start Data listing

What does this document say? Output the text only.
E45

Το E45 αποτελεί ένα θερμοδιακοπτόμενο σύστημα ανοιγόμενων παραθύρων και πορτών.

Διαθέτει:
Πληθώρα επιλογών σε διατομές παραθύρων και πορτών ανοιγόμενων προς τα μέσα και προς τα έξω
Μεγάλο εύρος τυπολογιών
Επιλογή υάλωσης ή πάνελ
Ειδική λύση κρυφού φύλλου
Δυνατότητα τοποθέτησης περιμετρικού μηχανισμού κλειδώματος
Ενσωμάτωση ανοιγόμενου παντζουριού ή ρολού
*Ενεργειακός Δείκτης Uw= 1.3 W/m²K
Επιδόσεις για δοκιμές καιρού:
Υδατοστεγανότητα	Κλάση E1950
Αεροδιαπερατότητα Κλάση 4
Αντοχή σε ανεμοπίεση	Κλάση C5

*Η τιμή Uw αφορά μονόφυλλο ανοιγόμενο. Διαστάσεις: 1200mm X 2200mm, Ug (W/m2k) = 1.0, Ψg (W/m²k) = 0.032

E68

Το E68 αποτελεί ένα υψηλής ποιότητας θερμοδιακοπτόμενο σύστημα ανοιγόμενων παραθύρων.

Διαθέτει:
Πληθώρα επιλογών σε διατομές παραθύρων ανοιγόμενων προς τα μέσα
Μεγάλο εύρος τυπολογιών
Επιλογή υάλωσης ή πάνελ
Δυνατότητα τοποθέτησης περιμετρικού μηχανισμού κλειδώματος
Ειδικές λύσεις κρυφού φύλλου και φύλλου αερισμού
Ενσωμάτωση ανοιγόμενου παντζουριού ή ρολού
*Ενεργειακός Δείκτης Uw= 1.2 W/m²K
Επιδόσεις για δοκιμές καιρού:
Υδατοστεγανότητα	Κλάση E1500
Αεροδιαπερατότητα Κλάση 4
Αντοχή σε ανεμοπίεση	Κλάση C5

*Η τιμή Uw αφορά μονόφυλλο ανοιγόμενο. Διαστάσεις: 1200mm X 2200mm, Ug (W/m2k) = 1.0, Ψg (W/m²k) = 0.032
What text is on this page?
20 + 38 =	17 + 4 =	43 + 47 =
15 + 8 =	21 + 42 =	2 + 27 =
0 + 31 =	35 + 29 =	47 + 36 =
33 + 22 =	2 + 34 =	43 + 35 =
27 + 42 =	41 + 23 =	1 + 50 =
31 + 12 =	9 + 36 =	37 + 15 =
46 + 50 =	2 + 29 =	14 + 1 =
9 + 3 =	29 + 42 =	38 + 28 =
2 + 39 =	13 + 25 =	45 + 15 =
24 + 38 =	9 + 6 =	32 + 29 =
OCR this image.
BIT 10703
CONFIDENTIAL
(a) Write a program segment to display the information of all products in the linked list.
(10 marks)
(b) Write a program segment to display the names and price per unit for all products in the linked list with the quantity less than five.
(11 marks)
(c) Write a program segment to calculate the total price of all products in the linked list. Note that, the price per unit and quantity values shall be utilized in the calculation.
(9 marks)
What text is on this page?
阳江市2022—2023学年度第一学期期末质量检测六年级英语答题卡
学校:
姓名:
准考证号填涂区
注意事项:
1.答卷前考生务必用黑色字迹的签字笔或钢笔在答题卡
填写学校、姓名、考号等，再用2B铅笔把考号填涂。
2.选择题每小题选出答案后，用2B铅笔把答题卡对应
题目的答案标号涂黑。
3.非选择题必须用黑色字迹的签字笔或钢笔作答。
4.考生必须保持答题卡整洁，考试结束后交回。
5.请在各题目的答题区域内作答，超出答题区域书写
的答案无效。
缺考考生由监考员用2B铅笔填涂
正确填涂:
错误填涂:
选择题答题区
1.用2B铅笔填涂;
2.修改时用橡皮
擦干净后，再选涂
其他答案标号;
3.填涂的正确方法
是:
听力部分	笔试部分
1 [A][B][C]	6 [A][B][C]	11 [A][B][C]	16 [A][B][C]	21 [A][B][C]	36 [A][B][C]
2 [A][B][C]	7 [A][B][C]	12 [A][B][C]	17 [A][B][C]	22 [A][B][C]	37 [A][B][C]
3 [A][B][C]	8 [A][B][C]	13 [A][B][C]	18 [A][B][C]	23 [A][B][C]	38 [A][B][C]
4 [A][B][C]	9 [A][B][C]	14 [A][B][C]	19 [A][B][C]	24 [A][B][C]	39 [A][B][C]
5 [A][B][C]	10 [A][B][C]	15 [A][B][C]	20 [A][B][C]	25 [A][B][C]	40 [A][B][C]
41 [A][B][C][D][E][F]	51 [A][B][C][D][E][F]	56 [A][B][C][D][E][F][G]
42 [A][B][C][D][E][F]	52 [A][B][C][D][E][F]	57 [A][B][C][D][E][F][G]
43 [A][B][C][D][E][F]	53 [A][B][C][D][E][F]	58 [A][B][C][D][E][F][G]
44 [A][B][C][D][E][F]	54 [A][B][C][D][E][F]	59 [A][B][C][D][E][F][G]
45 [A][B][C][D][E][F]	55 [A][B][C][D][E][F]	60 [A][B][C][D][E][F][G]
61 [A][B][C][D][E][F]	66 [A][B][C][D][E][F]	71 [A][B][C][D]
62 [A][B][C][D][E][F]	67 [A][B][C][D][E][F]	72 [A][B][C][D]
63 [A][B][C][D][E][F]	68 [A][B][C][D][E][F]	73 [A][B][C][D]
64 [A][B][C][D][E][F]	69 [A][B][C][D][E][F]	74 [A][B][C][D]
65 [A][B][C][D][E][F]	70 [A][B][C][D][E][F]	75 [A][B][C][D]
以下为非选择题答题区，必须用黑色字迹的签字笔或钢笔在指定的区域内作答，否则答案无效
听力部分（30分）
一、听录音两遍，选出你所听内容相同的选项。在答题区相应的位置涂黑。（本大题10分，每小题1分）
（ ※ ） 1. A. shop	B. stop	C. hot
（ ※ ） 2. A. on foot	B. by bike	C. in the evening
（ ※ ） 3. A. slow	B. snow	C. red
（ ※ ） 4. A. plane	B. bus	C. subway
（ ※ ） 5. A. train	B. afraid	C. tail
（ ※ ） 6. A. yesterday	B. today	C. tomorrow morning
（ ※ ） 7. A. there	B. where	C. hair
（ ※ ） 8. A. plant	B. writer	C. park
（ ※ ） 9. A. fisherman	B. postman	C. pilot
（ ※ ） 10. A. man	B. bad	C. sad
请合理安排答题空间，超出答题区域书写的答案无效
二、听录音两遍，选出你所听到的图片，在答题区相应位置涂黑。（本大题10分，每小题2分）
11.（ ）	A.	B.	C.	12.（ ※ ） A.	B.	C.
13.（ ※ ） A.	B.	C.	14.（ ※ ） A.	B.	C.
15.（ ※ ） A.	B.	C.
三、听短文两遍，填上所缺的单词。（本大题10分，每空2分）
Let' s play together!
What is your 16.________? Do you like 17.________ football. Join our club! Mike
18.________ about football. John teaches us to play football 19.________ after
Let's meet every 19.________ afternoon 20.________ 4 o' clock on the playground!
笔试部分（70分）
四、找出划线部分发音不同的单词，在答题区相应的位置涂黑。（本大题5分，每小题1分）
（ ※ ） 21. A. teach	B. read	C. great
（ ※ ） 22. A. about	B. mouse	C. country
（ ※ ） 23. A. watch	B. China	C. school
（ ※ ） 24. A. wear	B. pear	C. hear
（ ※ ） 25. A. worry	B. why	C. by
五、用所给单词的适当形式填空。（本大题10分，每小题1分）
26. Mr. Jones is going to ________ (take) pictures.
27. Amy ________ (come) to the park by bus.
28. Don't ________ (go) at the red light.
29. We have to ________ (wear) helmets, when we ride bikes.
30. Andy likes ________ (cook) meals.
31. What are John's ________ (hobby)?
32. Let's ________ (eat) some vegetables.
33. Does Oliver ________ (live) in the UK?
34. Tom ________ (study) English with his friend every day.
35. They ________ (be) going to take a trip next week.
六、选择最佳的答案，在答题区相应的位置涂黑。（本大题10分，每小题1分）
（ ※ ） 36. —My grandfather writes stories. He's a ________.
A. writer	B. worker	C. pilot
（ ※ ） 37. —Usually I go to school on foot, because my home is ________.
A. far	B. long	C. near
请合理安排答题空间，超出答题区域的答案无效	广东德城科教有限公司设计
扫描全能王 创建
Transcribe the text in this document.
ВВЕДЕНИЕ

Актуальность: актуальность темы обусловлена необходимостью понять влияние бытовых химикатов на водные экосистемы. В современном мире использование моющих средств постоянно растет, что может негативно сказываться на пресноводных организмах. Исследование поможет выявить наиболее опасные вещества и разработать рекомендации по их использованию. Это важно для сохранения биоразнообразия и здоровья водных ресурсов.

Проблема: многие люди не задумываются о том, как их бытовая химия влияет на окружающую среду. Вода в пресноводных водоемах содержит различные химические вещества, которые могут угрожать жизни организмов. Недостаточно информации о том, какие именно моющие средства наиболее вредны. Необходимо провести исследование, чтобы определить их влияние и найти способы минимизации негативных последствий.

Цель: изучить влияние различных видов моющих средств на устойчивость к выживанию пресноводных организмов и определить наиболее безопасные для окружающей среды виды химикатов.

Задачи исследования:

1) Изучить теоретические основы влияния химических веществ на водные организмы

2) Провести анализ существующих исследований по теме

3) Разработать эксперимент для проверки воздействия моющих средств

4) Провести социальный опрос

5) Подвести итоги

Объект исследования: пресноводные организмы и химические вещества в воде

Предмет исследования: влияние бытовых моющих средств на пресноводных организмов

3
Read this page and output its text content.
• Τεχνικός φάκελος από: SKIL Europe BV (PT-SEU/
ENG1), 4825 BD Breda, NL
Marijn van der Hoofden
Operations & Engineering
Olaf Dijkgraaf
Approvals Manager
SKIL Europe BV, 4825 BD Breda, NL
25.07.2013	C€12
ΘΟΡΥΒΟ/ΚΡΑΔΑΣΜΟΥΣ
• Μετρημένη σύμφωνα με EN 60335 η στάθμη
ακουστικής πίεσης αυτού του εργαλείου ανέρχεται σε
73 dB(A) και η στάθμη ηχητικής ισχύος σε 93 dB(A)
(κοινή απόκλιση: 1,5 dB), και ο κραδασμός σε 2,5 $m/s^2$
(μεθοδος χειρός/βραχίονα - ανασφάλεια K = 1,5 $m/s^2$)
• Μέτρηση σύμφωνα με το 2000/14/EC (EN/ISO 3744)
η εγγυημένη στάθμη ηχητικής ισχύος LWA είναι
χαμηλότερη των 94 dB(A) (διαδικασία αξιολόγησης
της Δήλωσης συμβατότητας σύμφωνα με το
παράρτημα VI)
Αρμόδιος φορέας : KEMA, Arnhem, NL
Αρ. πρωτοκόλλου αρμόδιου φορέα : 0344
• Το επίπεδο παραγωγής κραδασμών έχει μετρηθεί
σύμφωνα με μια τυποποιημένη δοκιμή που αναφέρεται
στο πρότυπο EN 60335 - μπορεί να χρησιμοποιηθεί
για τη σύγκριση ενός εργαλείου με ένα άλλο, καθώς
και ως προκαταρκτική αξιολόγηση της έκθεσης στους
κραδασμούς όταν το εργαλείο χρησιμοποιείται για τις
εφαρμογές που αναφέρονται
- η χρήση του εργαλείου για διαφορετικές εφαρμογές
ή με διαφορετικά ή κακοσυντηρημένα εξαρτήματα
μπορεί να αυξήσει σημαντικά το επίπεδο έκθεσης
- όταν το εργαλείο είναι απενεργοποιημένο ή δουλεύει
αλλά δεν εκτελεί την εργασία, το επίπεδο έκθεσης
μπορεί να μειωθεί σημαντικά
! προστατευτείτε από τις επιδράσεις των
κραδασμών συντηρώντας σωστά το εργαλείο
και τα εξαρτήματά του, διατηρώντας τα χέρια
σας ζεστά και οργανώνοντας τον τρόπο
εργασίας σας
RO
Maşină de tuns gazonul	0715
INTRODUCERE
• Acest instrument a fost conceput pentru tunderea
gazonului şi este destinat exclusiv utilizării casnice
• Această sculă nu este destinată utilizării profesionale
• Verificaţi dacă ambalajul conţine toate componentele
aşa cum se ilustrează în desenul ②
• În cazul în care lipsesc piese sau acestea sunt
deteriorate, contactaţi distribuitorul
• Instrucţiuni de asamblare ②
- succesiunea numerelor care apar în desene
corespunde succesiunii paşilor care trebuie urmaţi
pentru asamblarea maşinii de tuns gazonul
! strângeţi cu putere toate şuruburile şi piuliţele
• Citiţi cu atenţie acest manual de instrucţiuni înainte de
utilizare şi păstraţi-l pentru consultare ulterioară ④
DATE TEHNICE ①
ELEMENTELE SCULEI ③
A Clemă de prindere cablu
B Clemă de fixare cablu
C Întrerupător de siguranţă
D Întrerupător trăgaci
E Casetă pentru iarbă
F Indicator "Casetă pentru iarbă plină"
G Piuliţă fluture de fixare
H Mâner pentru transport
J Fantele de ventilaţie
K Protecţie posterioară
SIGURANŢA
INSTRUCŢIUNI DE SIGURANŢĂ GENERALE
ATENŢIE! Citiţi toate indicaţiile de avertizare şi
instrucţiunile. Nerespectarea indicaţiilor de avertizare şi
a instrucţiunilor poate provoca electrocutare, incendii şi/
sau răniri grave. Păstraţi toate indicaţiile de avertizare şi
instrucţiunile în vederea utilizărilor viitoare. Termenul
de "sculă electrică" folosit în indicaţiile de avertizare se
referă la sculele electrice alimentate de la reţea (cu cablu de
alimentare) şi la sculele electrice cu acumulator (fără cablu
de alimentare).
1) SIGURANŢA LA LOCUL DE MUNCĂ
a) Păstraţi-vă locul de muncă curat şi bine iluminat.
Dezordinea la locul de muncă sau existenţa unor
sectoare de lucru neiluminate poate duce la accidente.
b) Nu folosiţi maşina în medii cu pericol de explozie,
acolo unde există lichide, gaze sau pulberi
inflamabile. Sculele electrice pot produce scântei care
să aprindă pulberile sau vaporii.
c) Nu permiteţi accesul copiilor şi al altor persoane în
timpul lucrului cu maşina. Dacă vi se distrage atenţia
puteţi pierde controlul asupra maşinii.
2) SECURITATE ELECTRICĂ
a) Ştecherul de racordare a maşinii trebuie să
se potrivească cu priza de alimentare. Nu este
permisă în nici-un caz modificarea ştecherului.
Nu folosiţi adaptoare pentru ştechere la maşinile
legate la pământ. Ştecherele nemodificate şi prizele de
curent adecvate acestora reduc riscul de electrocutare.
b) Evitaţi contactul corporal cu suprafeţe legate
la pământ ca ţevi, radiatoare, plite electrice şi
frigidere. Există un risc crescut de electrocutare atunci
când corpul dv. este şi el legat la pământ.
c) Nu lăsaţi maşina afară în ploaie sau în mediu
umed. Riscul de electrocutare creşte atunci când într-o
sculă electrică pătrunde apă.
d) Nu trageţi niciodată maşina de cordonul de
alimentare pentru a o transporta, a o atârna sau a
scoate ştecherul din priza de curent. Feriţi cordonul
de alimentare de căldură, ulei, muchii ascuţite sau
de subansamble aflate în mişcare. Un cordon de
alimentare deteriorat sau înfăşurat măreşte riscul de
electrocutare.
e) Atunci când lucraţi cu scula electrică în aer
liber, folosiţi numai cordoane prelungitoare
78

end Data listing

## Exercise directions:
From the listing, copy each line containing the word "химические".

## Response to this exercise:
Проблема: многие люди не задумываются о том, как их бытовая химия влияет на окружающую среду. Вода в пресноводных водоемах содержит различные химические вещества, которые могут угрожать жизни организмов. Недостаточно информации о том, какие именно моющие средства наиболее вредны. Необходимо провести исследование, чтобы определить их влияние и найти способы минимизации негативных последствий.
Объект исследования: пресноводные организмы и химические вещества в воде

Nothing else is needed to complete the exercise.